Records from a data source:
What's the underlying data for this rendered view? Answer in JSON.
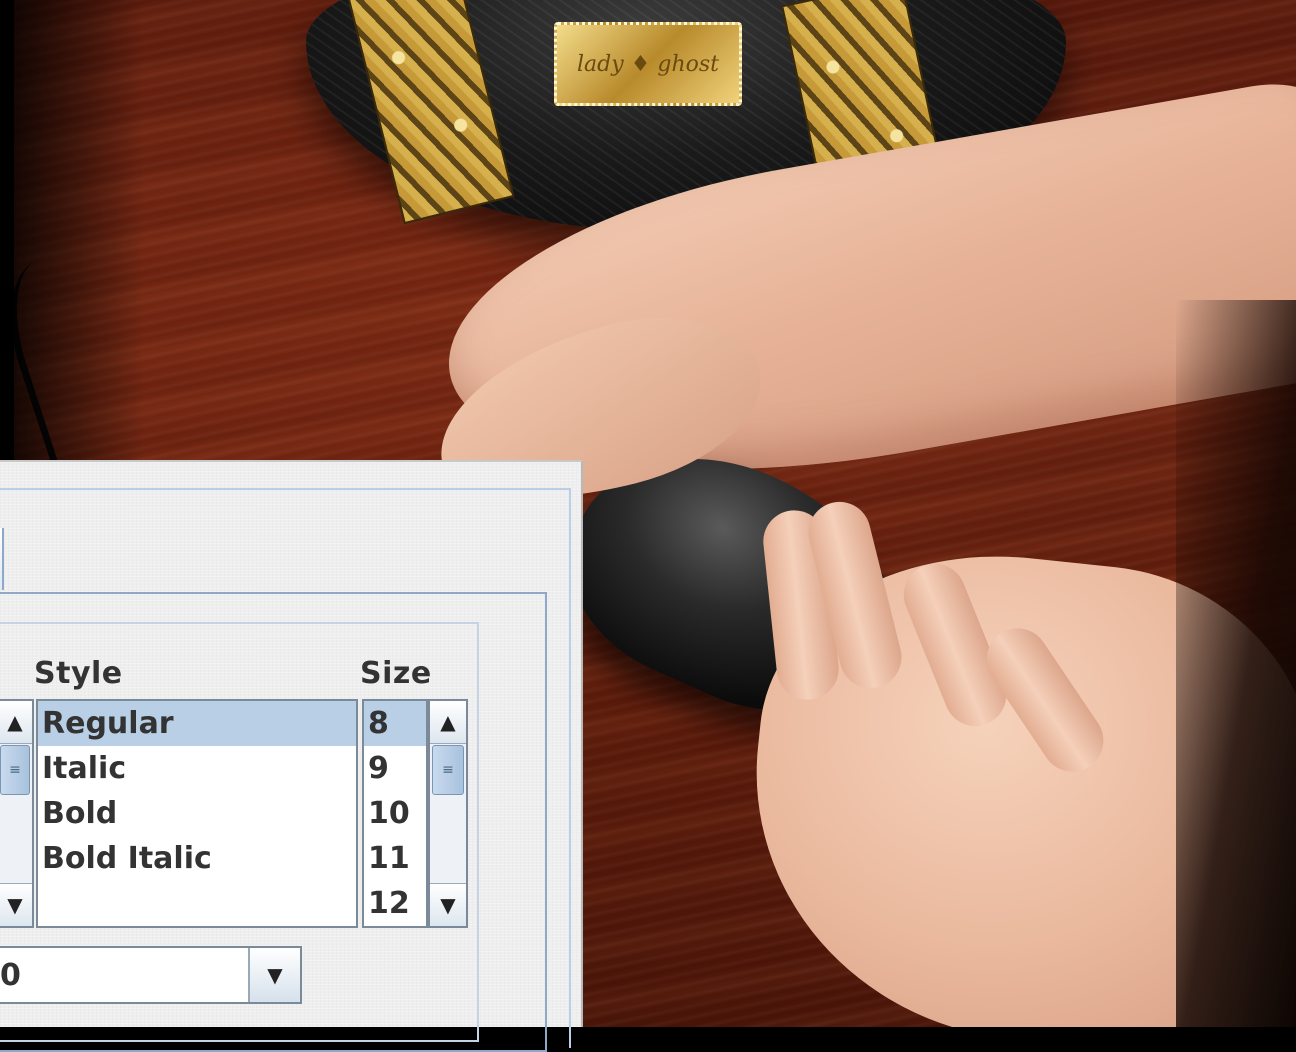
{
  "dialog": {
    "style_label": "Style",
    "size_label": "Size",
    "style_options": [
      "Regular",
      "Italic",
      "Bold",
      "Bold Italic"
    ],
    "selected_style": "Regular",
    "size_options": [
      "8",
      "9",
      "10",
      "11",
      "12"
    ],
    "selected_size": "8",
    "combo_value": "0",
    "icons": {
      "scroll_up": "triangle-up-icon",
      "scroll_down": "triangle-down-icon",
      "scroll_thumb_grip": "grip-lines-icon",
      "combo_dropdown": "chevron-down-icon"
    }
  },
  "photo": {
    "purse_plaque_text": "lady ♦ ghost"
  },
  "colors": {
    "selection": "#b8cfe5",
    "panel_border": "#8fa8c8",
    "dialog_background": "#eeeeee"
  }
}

Challenge >>
Restate the listing above word for word, and skip the pictures.

Final result >>
What's the underlying data for this rendered view? Answer in JSON.
{
  "dialog": {
    "style_label": "Style",
    "size_label": "Size",
    "style_options": [
      "Regular",
      "Italic",
      "Bold",
      "Bold Italic"
    ],
    "selected_style": "Regular",
    "size_options": [
      "8",
      "9",
      "10",
      "11",
      "12"
    ],
    "selected_size": "8",
    "combo_value": "0",
    "icons": {
      "scroll_up": "triangle-up-icon",
      "scroll_down": "triangle-down-icon",
      "scroll_thumb_grip": "grip-lines-icon",
      "combo_dropdown": "chevron-down-icon"
    }
  },
  "photo": {
    "purse_plaque_text": "lady ♦ ghost"
  },
  "colors": {
    "selection": "#b8cfe5",
    "panel_border": "#8fa8c8",
    "dialog_background": "#eeeeee"
  }
}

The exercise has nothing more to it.